(Dataset records)

#####

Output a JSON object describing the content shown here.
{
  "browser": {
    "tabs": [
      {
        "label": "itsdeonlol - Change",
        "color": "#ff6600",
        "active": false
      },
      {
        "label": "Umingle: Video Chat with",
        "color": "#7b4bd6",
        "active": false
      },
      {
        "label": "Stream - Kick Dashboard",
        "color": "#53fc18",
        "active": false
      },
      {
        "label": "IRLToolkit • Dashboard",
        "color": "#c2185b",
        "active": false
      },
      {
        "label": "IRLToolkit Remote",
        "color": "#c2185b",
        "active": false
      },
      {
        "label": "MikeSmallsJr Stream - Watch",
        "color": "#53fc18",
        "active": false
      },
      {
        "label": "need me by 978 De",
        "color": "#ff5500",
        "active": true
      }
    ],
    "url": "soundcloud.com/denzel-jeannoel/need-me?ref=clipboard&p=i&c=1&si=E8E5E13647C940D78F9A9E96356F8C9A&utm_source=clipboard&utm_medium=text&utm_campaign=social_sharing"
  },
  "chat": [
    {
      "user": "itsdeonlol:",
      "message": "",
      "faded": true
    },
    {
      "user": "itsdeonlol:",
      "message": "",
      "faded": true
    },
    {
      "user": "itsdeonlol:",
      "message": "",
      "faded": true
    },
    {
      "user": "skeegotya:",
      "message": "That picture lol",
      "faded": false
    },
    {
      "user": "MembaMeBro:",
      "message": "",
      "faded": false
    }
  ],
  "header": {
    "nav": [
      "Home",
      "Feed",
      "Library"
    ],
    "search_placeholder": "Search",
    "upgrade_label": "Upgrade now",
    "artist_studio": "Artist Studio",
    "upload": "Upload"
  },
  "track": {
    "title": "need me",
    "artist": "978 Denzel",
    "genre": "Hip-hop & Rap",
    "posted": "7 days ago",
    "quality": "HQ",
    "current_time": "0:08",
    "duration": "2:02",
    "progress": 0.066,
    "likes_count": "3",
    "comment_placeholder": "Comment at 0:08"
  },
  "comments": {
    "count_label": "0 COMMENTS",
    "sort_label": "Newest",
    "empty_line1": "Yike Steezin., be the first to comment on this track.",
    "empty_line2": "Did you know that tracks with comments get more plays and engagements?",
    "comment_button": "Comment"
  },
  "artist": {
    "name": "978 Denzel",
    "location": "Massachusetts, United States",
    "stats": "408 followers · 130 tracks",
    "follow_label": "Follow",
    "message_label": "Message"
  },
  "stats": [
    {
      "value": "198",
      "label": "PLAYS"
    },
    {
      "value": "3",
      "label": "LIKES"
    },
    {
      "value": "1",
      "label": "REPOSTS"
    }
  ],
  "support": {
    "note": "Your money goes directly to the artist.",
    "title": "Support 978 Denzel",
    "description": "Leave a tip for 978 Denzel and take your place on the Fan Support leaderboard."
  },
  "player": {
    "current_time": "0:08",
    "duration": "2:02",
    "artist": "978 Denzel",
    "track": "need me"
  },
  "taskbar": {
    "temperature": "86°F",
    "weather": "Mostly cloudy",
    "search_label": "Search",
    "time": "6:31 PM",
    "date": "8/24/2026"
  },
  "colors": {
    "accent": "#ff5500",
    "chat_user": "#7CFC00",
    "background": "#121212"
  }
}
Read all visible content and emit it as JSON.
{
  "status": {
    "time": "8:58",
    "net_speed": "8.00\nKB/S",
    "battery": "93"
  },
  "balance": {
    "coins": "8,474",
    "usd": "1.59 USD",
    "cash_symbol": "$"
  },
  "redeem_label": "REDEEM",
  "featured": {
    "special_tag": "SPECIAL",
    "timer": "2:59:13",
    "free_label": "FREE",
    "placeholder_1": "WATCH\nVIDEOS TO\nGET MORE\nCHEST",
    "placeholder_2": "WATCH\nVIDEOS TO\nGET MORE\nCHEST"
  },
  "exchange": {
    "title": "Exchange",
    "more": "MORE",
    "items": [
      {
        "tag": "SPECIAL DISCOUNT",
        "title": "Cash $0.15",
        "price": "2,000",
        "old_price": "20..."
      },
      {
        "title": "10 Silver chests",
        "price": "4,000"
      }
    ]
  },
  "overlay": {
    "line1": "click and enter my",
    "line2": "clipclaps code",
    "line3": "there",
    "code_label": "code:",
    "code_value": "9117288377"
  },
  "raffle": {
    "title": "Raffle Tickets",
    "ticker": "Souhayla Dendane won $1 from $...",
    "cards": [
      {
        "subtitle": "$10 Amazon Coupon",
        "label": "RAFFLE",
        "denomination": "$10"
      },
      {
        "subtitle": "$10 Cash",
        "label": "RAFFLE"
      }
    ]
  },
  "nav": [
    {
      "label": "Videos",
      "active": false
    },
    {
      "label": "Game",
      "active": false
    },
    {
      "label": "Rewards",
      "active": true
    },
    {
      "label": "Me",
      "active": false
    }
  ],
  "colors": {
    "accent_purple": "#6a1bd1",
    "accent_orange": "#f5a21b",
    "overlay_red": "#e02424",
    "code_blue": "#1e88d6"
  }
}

#####

Copy the material above back out, exactly as written.

Exercise output:
Output a JSON object describing the content shown here.
{
  "browser": {
    "tabs": [
      {
        "label": "itsdeonlol - Change",
        "color": "#ff6600",
        "active": false
      },
      {
        "label": "Umingle: Video Chat with",
        "color": "#7b4bd6",
        "active": false
      },
      {
        "label": "Stream - Kick Dashboard",
        "color": "#53fc18",
        "active": false
      },
      {
        "label": "IRLToolkit • Dashboard",
        "color": "#c2185b",
        "active": false
      },
      {
        "label": "IRLToolkit Remote",
        "color": "#c2185b",
        "active": false
      },
      {
        "label": "MikeSmallsJr Stream - Watch",
        "color": "#53fc18",
        "active": false
      },
      {
        "label": "need me by 978 De",
        "color": "#ff5500",
        "active": true
      }
    ],
    "url": "soundcloud.com/denzel-jeannoel/need-me?ref=clipboard&p=i&c=1&si=E8E5E13647C940D78F9A9E96356F8C9A&utm_source=clipboard&utm_medium=text&utm_campaign=social_sharing"
  },
  "chat": [
    {
      "user": "itsdeonlol:",
      "message": "",
      "faded": true
    },
    {
      "user": "itsdeonlol:",
      "message": "",
      "faded": true
    },
    {
      "user": "itsdeonlol:",
      "message": "",
      "faded": true
    },
    {
      "user": "skeegotya:",
      "message": "That picture lol",
      "faded": false
    },
    {
      "user": "MembaMeBro:",
      "message": "",
      "faded": false
    }
  ],
  "header": {
    "nav": [
      "Home",
      "Feed",
      "Library"
    ],
    "search_placeholder": "Search",
    "upgrade_label": "Upgrade now",
    "artist_studio": "Artist Studio",
    "upload": "Upload"
  },
  "track": {
    "title": "need me",
    "artist": "978 Denzel",
    "genre": "Hip-hop & Rap",
    "posted": "7 days ago",
    "quality": "HQ",
    "current_time": "0:08",
    "duration": "2:02",
    "progress": 0.066,
    "likes_count": "3",
    "comment_placeholder": "Comment at 0:08"
  },
  "comments": {
    "count_label": "0 COMMENTS",
    "sort_label": "Newest",
    "empty_line1": "Yike Steezin., be the first to comment on this track.",
    "empty_line2": "Did you know that tracks with comments get more plays and engagements?",
    "comment_button": "Comment"
  },
  "artist": {
    "name": "978 Denzel",
    "location": "Massachusetts, United States",
    "stats": "408 followers · 130 tracks",
    "follow_label": "Follow",
    "message_label": "Message"
  },
  "stats": [
    {
      "value": "198",
      "label": "PLAYS"
    },
    {
      "value": "3",
      "label": "LIKES"
    },
    {
      "value": "1",
      "label": "REPOSTS"
    }
  ],
  "support": {
    "note": "Your money goes directly to the artist.",
    "title": "Support 978 Denzel",
    "description": "Leave a tip for 978 Denzel and take your place on the Fan Support leaderboard."
  },
  "player": {
    "current_time": "0:08",
    "duration": "2:02",
    "artist": "978 Denzel",
    "track": "need me"
  },
  "taskbar": {
    "temperature": "86°F",
    "weather": "Mostly cloudy",
    "search_label": "Search",
    "time": "6:31 PM",
    "date": "8/24/2026"
  },
  "colors": {
    "accent": "#ff5500",
    "chat_user": "#7CFC00",
    "background": "#121212"
  }
}
Read all visible content and emit it as JSON.
{
  "status": {
    "time": "8:58",
    "net_speed": "8.00\nKB/S",
    "battery": "93"
  },
  "balance": {
    "coins": "8,474",
    "usd": "1.59 USD",
    "cash_symbol": "$"
  },
  "redeem_label": "REDEEM",
  "featured": {
    "special_tag": "SPECIAL",
    "timer": "2:59:13",
    "free_label": "FREE",
    "placeholder_1": "WATCH\nVIDEOS TO\nGET MORE\nCHEST",
    "placeholder_2": "WATCH\nVIDEOS TO\nGET MORE\nCHEST"
  },
  "exchange": {
    "title": "Exchange",
    "more": "MORE",
    "items": [
      {
        "tag": "SPECIAL DISCOUNT",
        "title": "Cash $0.15",
        "price": "2,000",
        "old_price": "20..."
      },
      {
        "title": "10 Silver chests",
        "price": "4,000"
      }
    ]
  },
  "overlay": {
    "line1": "click and enter my",
    "line2": "clipclaps code",
    "line3": "there",
    "code_label": "code:",
    "code_value": "9117288377"
  },
  "raffle": {
    "title": "Raffle Tickets",
    "ticker": "Souhayla Dendane won $1 from $...",
    "cards": [
      {
        "subtitle": "$10 Amazon Coupon",
        "label": "RAFFLE",
        "denomination": "$10"
      },
      {
        "subtitle": "$10 Cash",
        "label": "RAFFLE"
      }
    ]
  },
  "nav": [
    {
      "label": "Videos",
      "active": false
    },
    {
      "label": "Game",
      "active": false
    },
    {
      "label": "Rewards",
      "active": true
    },
    {
      "label": "Me",
      "active": false
    }
  ],
  "colors": {
    "accent_purple": "#6a1bd1",
    "accent_orange": "#f5a21b",
    "overlay_red": "#e02424",
    "code_blue": "#1e88d6"
  }
}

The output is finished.